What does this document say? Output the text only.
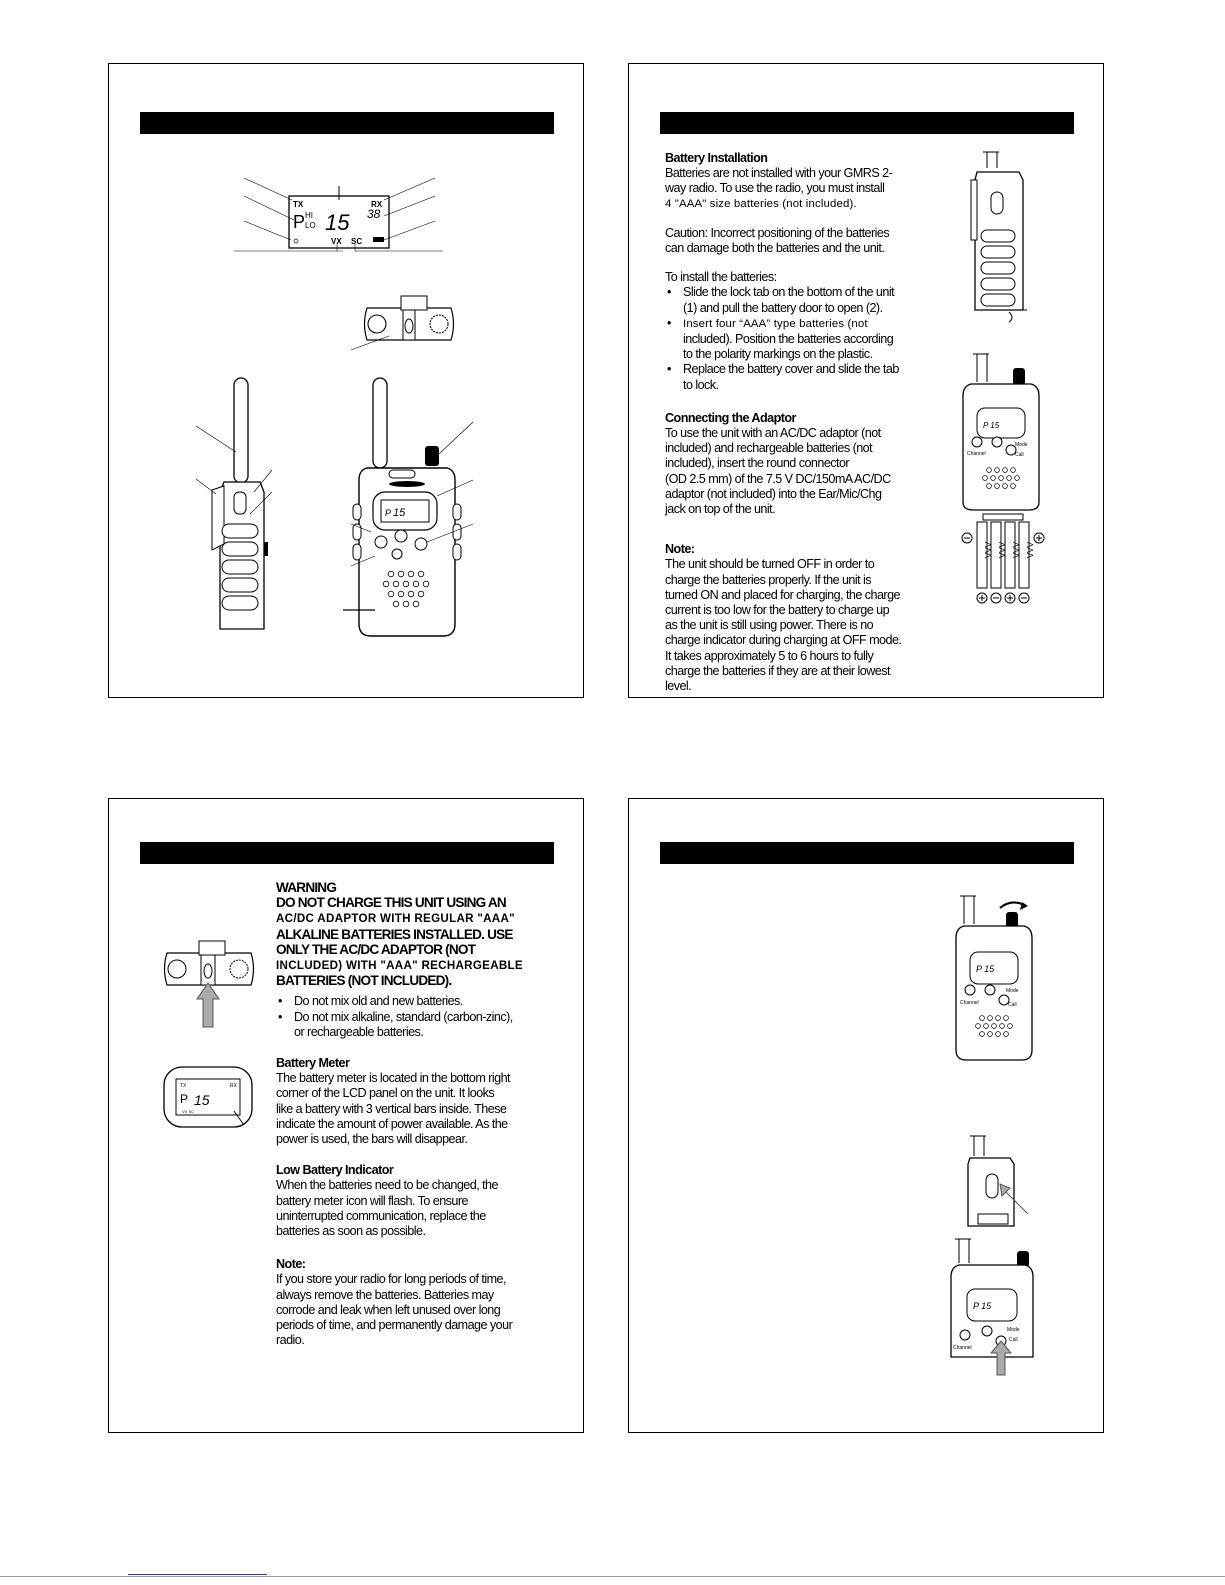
TX	RX
P HI
LO 15 38
VX SC
P 15

Battery Installation

Batteries are not installed with your GMRS 2-

way radio. To use the radio, you must install

4 "AAA" size batteries (not included).

Caution: Incorrect positioning of the batteries

can damage both the batteries and the unit.

To install the batteries:

• Slide the lock tab on the bottom of the unit
(1) and pull the battery door to open (2).
• Insert four “AAA” type batteries (not
included). Position the batteries according
to the polarity markings on the plastic.
• Replace the battery cover and slide the tab
to lock.

Connecting the Adaptor

To use the unit with an AC/DC adaptor (not

included) and rechargeable batteries (not

included), insert the round connector

(OD 2.5 mm) of the 7.5 V DC/150mA AC/DC

adaptor (not included) into the Ear/Mic/Chg

jack on top of the unit.

Note:

The unit should be turned OFF in order to

charge the batteries properly. If the unit is

turned ON and placed for charging, the charge

current is too low for the battery to charge up

as the unit is still using power. There is no

charge indicator during charging at OFF mode.

It takes approximately 5 to 6 hours to fully

charge the batteries if they are at their lowest

level.

P 15
Mode
Call
Channel
AAA AAA AAA AAA
TX	RX
P 15
VX SC

WARNING

DO NOT CHARGE THIS UNIT USING AN

AC/DC ADAPTOR WITH REGULAR "AAA"

ALKALINE BATTERIES INSTALLED. USE

ONLY THE AC/DC ADAPTOR (NOT

INCLUDED) WITH "AAA" RECHARGEABLE

BATTERIES (NOT INCLUDED).

• Do not mix old and new batteries.
• Do not mix alkaline, standard (carbon-zinc),
or rechargeable batteries.

Battery Meter

The battery meter is located in the bottom right

corner of the LCD panel on the unit. It looks

like a battery with 3 vertical bars inside. These

indicate the amount of power available. As the

power is used, the bars will disappear.

Low Battery Indicator

When the batteries need to be changed, the

battery meter icon will flash. To ensure

uninterrupted communication, replace the

batteries as soon as possible.

Note:

If you store your radio for long periods of time,

always remove the batteries. Batteries may

corrode and leak when left unused over long

periods of time, and permanently damage your

radio.

P 15
Mode
Call
Channel
P 15
Mode
Call
Channel
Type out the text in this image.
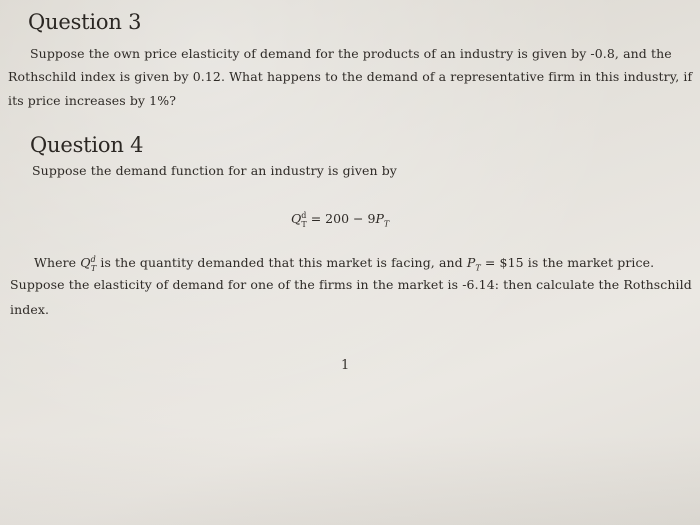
Question 3
Suppose the own price elasticity of demand for the products of an industry is given by -0.8, and the
Rothschild index is given by 0.12. What happens to the demand of a representative firm in this industry, if
its price increases by 1%?
Question 4
Suppose the demand function for an industry is given by
$Q^d_T = 200 - 9P_T$
Where $Q^d_T$ is the quantity demanded that this market is facing, and $P_T$ = $15 is the market price.
Suppose the elasticity of demand for one of the firms in the market is -6.14: then calculate the Rothschild
index.
1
^^^^
- [The problem]:
What is the number of lines that hold the string "periods"? Reply with that number alone.

- [Answer to this problem]:
2